▶ _What you are asked to do_
Return exactly the lines from the one containing "Output a JSON" through the last line of the records below, both included, and leave out any pictures.

============

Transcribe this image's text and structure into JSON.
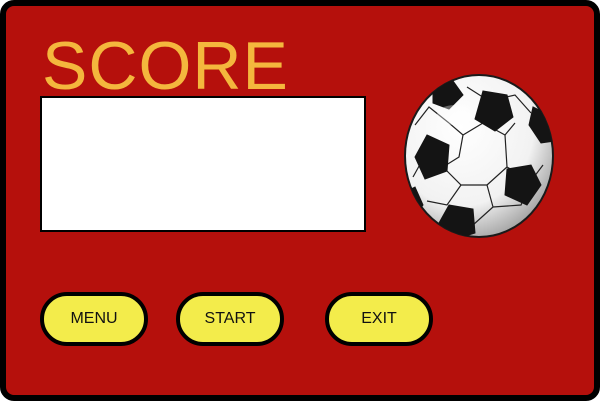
{
  "title": "SCORE",
  "score": {
    "value": ""
  },
  "buttons": {
    "menu": "MENU",
    "start": "START",
    "exit": "EXIT"
  },
  "icons": {
    "ball": "soccer-ball-icon"
  },
  "colors": {
    "background": "#b5100c",
    "title": "#f4b73d",
    "button": "#f3ec4b",
    "border": "#000000"
  }
}
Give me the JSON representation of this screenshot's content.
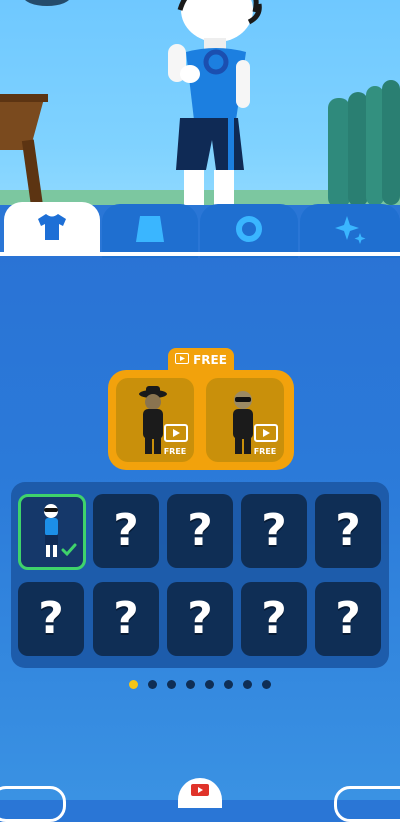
{
  "tabs": [
    {
      "icon": "shirt-icon",
      "active": true
    },
    {
      "icon": "shorts-icon",
      "active": false
    },
    {
      "icon": "ring-icon",
      "active": false
    },
    {
      "icon": "sparkle-icon",
      "active": false
    }
  ],
  "free_offer": {
    "header_label": "FREE",
    "items": [
      {
        "outfit": "detective-hat-suit",
        "badge": "FREE"
      },
      {
        "outfit": "sunglasses-suit",
        "badge": "FREE"
      }
    ]
  },
  "grid": {
    "rows": [
      [
        "selected",
        "?",
        "?",
        "?",
        "?"
      ],
      [
        "?",
        "?",
        "?",
        "?",
        "?"
      ]
    ]
  },
  "pagination": {
    "count": 8,
    "active_index": 0
  },
  "colors": {
    "accent": "#f2a20c",
    "panel": "#2a73d5",
    "cell": "#0f2e55",
    "selected_border": "#3fd36b",
    "active_dot": "#f5c518"
  }
}
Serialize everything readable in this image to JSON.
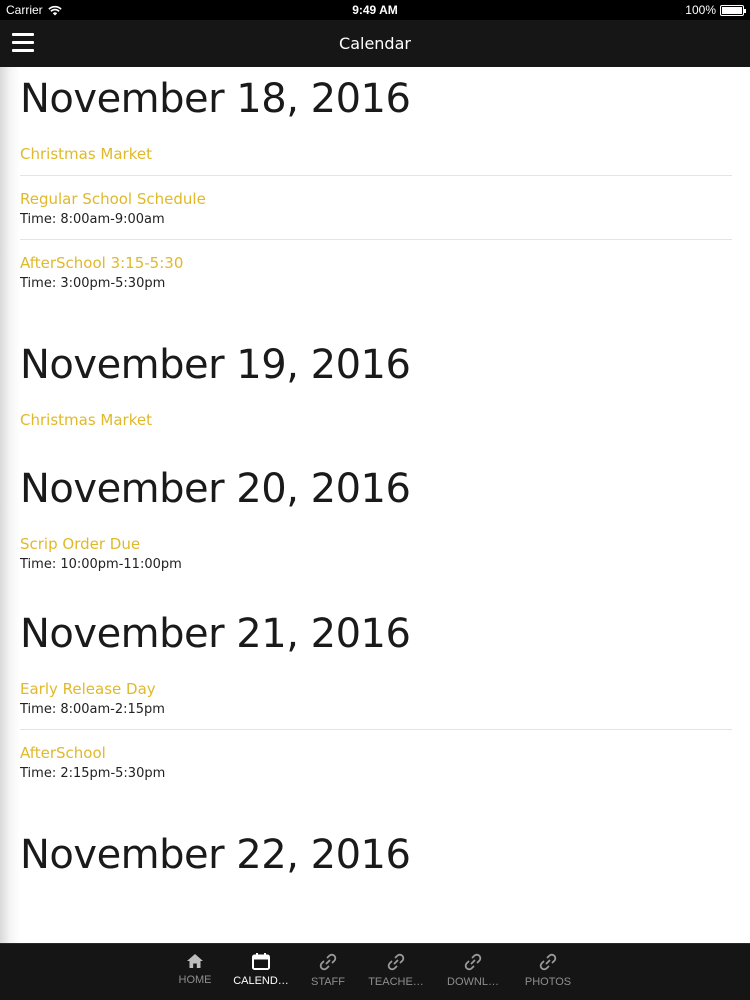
{
  "status": {
    "carrier": "Carrier",
    "time": "9:49 AM",
    "battery": "100%"
  },
  "nav": {
    "title": "Calendar"
  },
  "days": [
    {
      "date": "November 18, 2016",
      "events": [
        {
          "title": "Christmas Market"
        },
        {
          "title": "Regular School Schedule",
          "time_label": "Time:",
          "time": "8:00am-9:00am"
        },
        {
          "title": "AfterSchool 3:15-5:30",
          "time_label": "Time:",
          "time": "3:00pm-5:30pm"
        }
      ]
    },
    {
      "date": "November 19, 2016",
      "events": [
        {
          "title": "Christmas Market"
        }
      ]
    },
    {
      "date": "November 20, 2016",
      "events": [
        {
          "title": "Scrip Order Due",
          "time_label": "Time:",
          "time": "10:00pm-11:00pm"
        }
      ]
    },
    {
      "date": "November 21, 2016",
      "events": [
        {
          "title": "Early Release Day",
          "time_label": "Time:",
          "time": "8:00am-2:15pm"
        },
        {
          "title": "AfterSchool",
          "time_label": "Time:",
          "time": "2:15pm-5:30pm"
        }
      ]
    },
    {
      "date": "November 22, 2016",
      "events": []
    }
  ],
  "tabs": [
    {
      "label": "HOME",
      "icon": "home-icon",
      "active": false
    },
    {
      "label": "CALEND…",
      "icon": "calendar-icon",
      "active": true
    },
    {
      "label": "STAFF",
      "icon": "link-icon",
      "active": false
    },
    {
      "label": "TEACHE…",
      "icon": "link-icon",
      "active": false
    },
    {
      "label": "DOWNL…",
      "icon": "link-icon",
      "active": false
    },
    {
      "label": "PHOTOS",
      "icon": "link-icon",
      "active": false
    }
  ],
  "colors": {
    "accent": "#e0b92a",
    "nav_bg": "#161616",
    "tab_bg": "#151515"
  }
}
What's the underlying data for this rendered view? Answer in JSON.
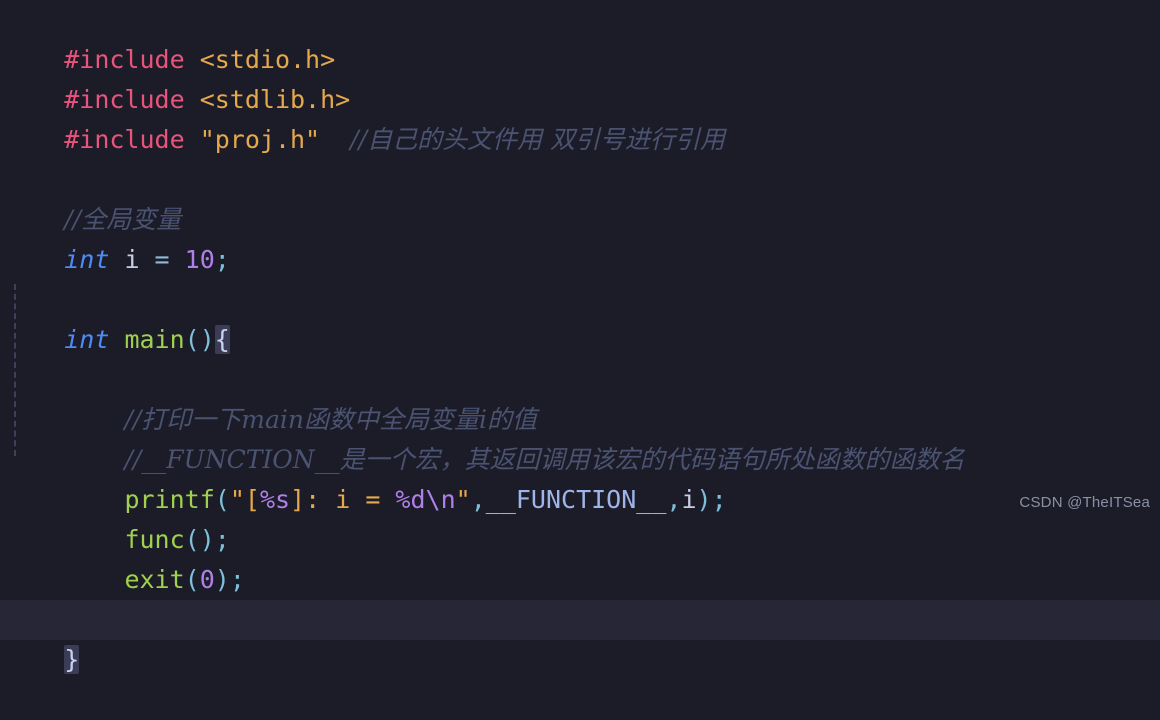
{
  "editor": {
    "background_color": "#1c1c28",
    "current_line_color": "#262636",
    "indent_guide_color": "#3e4059",
    "font_size_px": 25,
    "line_height_px": 40
  },
  "palette": {
    "preprocessor": "#e8547c",
    "header_path": "#e5a84b",
    "string": "#e5a84b",
    "comment": "#4a5372",
    "keyword": "#4d8cf5",
    "function": "#9fd04f",
    "number": "#b07fe8",
    "identifier": "#c8cce0",
    "punctuation": "#7fbfd9",
    "macro": "#9fb4e8",
    "brace_match_bg": "#3a3d55",
    "watermark": "#8a90a6"
  },
  "code": {
    "line1": {
      "directive": "#include",
      "space": " ",
      "header": "<stdio.h>"
    },
    "line2": {
      "directive": "#include",
      "space": " ",
      "header": "<stdlib.h>"
    },
    "line3": {
      "directive": "#include",
      "space": " ",
      "header": "\"proj.h\"",
      "gap": "  ",
      "comment": "//自己的头文件用 双引号进行引用"
    },
    "line5": {
      "comment": "//全局变量"
    },
    "line6": {
      "keyword": "int",
      "space": " ",
      "identifier": "i",
      "operator": " = ",
      "number": "10",
      "semicolon": ";"
    },
    "line8": {
      "keyword": "int",
      "space": " ",
      "function": "main",
      "parens": "()",
      "brace": "{"
    },
    "line10": {
      "indent": "    ",
      "comment": "//打印一下main函数中全局变量i的值"
    },
    "line11": {
      "indent": "    ",
      "comment": "//__FUNCTION__是一个宏，其返回调用该宏的代码语句所处函数的函数名"
    },
    "line12": {
      "indent": "    ",
      "function": "printf",
      "open_paren": "(",
      "quote_open": "\"",
      "str_bracket_open": "[",
      "fmt_s": "%s",
      "str_bracket_close": "]",
      "str_mid": ": i = ",
      "fmt_d": "%d",
      "escape": "\\n",
      "quote_close": "\"",
      "comma1": ",",
      "macro": "__FUNCTION__",
      "comma2": ",",
      "arg": "i",
      "close_paren": ")",
      "semicolon": ";"
    },
    "line13": {
      "indent": "    ",
      "function": "func",
      "parens": "()",
      "semicolon": ";"
    },
    "line14": {
      "indent": "    ",
      "function": "exit",
      "open_paren": "(",
      "number": "0",
      "close_paren": ")",
      "semicolon": ";"
    },
    "line16": {
      "brace": "}"
    }
  },
  "watermark": {
    "text": "CSDN @TheITSea"
  }
}
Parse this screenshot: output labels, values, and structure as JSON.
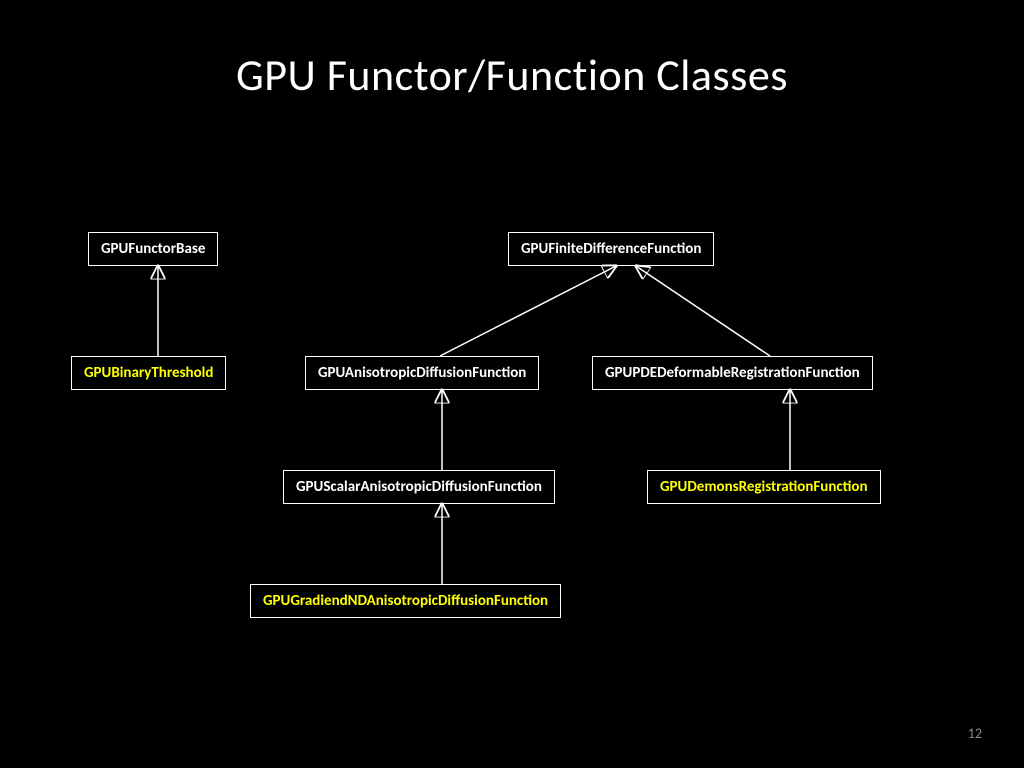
{
  "title": "GPU Functor/Function Classes",
  "page_number": "12",
  "nodes": {
    "functor_base": {
      "label": "GPUFunctorBase",
      "color": "white"
    },
    "binary_threshold": {
      "label": "GPUBinaryThreshold",
      "color": "yellow"
    },
    "finite_diff": {
      "label": "GPUFiniteDifferenceFunction",
      "color": "white"
    },
    "aniso_diff": {
      "label": "GPUAnisotropicDiffusionFunction",
      "color": "white"
    },
    "pde_deform": {
      "label": "GPUPDEDeformableRegistrationFunction",
      "color": "white"
    },
    "scalar_aniso": {
      "label": "GPUScalarAnisotropicDiffusionFunction",
      "color": "white"
    },
    "demons_reg": {
      "label": "GPUDemonsRegistrationFunction",
      "color": "yellow"
    },
    "gradient_nd": {
      "label": "GPUGradiendNDAnisotropicDiffusionFunction",
      "color": "yellow"
    }
  },
  "edges": [
    {
      "from": "binary_threshold",
      "to": "functor_base"
    },
    {
      "from": "aniso_diff",
      "to": "finite_diff"
    },
    {
      "from": "pde_deform",
      "to": "finite_diff"
    },
    {
      "from": "scalar_aniso",
      "to": "aniso_diff"
    },
    {
      "from": "demons_reg",
      "to": "pde_deform"
    },
    {
      "from": "gradient_nd",
      "to": "scalar_aniso"
    }
  ]
}
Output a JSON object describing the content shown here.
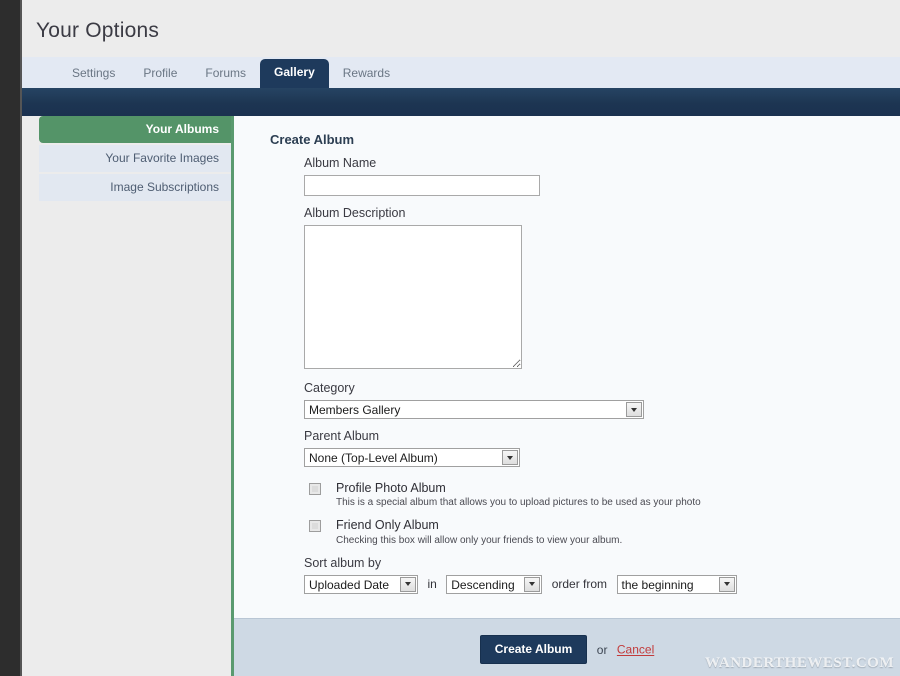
{
  "header": {
    "title": "Your Options"
  },
  "tabs": [
    {
      "label": "Settings",
      "active": false
    },
    {
      "label": "Profile",
      "active": false
    },
    {
      "label": "Forums",
      "active": false
    },
    {
      "label": "Gallery",
      "active": true
    },
    {
      "label": "Rewards",
      "active": false
    }
  ],
  "sidebar": {
    "items": [
      {
        "label": "Your Albums",
        "active": true
      },
      {
        "label": "Your Favorite Images",
        "active": false
      },
      {
        "label": "Image Subscriptions",
        "active": false
      }
    ]
  },
  "panel": {
    "title": "Create Album",
    "album_name": {
      "label": "Album Name",
      "value": "",
      "placeholder": ""
    },
    "album_description": {
      "label": "Album Description",
      "value": "",
      "placeholder": ""
    },
    "category": {
      "label": "Category",
      "selected": "Members Gallery"
    },
    "parent_album": {
      "label": "Parent Album",
      "selected": "None (Top-Level Album)"
    },
    "profile_photo_album": {
      "title": "Profile Photo Album",
      "description": "This is a special album that allows you to upload pictures to be used as your photo",
      "checked": false
    },
    "friend_only_album": {
      "title": "Friend Only Album",
      "description": "Checking this box will allow only your friends to view your album.",
      "checked": false
    },
    "sort": {
      "label": "Sort album by",
      "field_selected": "Uploaded Date",
      "joiner_in": "in",
      "direction_selected": "Descending",
      "joiner_order_from": "order from",
      "from_selected": "the beginning"
    }
  },
  "footer": {
    "submit_label": "Create Album",
    "or_text": "or",
    "cancel_label": "Cancel"
  },
  "watermark": {
    "text": "WANDERTHEWEST.COM"
  },
  "colors": {
    "navy": "#1e3a5c",
    "green": "#549468",
    "tabbar": "#e3e9f3",
    "footer": "#ced9e4",
    "cancel_red": "#c23b3b"
  }
}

============

▶ _Result for this exercise_
Output a JSON object describing the content shown here.
{
  "header": {
    "title": "Your Options"
  },
  "tabs": [
    {
      "label": "Settings",
      "active": false
    },
    {
      "label": "Profile",
      "active": false
    },
    {
      "label": "Forums",
      "active": false
    },
    {
      "label": "Gallery",
      "active": true
    },
    {
      "label": "Rewards",
      "active": false
    }
  ],
  "sidebar": {
    "items": [
      {
        "label": "Your Albums",
        "active": true
      },
      {
        "label": "Your Favorite Images",
        "active": false
      },
      {
        "label": "Image Subscriptions",
        "active": false
      }
    ]
  },
  "panel": {
    "title": "Create Album",
    "album_name": {
      "label": "Album Name",
      "value": "",
      "placeholder": ""
    },
    "album_description": {
      "label": "Album Description",
      "value": "",
      "placeholder": ""
    },
    "category": {
      "label": "Category",
      "selected": "Members Gallery"
    },
    "parent_album": {
      "label": "Parent Album",
      "selected": "None (Top-Level Album)"
    },
    "profile_photo_album": {
      "title": "Profile Photo Album",
      "description": "This is a special album that allows you to upload pictures to be used as your photo",
      "checked": false
    },
    "friend_only_album": {
      "title": "Friend Only Album",
      "description": "Checking this box will allow only your friends to view your album.",
      "checked": false
    },
    "sort": {
      "label": "Sort album by",
      "field_selected": "Uploaded Date",
      "joiner_in": "in",
      "direction_selected": "Descending",
      "joiner_order_from": "order from",
      "from_selected": "the beginning"
    }
  },
  "footer": {
    "submit_label": "Create Album",
    "or_text": "or",
    "cancel_label": "Cancel"
  },
  "watermark": {
    "text": "WANDERTHEWEST.COM"
  },
  "colors": {
    "navy": "#1e3a5c",
    "green": "#549468",
    "tabbar": "#e3e9f3",
    "footer": "#ced9e4",
    "cancel_red": "#c23b3b"
  }
}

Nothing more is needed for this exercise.